* Start Provided data *

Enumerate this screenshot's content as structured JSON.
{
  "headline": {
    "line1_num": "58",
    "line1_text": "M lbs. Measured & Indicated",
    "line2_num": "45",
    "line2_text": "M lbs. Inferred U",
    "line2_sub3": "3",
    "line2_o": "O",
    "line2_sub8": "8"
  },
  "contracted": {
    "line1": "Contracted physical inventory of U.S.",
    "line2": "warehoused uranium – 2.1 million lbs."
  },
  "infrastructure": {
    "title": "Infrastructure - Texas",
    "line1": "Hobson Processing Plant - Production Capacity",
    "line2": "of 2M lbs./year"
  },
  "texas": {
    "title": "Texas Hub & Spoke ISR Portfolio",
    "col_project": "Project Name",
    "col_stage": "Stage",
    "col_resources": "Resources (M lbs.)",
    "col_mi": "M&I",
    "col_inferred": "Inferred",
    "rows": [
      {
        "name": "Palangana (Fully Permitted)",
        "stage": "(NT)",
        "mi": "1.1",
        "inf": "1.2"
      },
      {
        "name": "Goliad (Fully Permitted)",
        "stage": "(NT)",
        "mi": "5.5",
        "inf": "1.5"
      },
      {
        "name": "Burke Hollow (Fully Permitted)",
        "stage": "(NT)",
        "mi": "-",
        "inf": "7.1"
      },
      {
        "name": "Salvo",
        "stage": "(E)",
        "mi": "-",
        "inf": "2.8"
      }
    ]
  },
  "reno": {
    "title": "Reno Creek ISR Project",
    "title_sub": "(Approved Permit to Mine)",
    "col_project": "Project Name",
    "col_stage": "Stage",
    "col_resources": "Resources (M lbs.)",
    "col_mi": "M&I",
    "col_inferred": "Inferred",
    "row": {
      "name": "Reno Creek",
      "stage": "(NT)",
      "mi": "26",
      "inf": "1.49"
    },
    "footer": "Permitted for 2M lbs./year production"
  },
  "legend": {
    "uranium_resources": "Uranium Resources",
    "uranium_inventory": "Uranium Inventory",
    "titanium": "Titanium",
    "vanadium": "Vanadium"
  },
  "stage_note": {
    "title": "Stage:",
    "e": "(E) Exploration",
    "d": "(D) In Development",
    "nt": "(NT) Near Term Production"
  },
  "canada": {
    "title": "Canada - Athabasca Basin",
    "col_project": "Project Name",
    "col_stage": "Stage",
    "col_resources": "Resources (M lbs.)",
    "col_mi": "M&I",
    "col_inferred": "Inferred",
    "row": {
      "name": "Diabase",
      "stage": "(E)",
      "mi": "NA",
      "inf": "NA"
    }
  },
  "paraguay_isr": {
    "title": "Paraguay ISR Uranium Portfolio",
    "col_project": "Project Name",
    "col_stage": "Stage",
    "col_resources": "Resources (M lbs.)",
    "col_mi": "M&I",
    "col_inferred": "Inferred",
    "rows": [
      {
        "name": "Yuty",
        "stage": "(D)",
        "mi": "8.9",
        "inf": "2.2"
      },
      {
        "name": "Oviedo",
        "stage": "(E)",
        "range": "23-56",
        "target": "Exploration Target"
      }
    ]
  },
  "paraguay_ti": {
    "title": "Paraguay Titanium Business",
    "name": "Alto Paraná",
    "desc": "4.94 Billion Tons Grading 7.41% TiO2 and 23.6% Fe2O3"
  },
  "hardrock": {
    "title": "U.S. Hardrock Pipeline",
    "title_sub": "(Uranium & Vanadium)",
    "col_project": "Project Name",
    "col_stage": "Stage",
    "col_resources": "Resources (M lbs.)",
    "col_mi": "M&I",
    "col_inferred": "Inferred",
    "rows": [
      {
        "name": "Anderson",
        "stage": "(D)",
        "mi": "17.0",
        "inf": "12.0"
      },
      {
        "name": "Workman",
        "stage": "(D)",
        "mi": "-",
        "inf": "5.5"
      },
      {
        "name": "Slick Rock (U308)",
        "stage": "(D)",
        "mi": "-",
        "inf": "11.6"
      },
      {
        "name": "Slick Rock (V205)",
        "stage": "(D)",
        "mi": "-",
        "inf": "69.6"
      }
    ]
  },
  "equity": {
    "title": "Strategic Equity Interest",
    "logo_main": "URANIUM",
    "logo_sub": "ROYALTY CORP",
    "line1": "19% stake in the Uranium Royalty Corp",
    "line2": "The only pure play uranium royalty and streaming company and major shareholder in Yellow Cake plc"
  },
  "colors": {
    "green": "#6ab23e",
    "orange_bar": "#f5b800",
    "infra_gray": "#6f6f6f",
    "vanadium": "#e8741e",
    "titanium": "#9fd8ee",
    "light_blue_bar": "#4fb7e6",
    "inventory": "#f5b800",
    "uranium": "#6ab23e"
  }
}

* End Provided data *

*Goal*. Find every line in the records above that contains the word "Slick", and copy each one.

*Exercise answer*.
        "name": "Slick Rock (U308)",
        "name": "Slick Rock (V205)",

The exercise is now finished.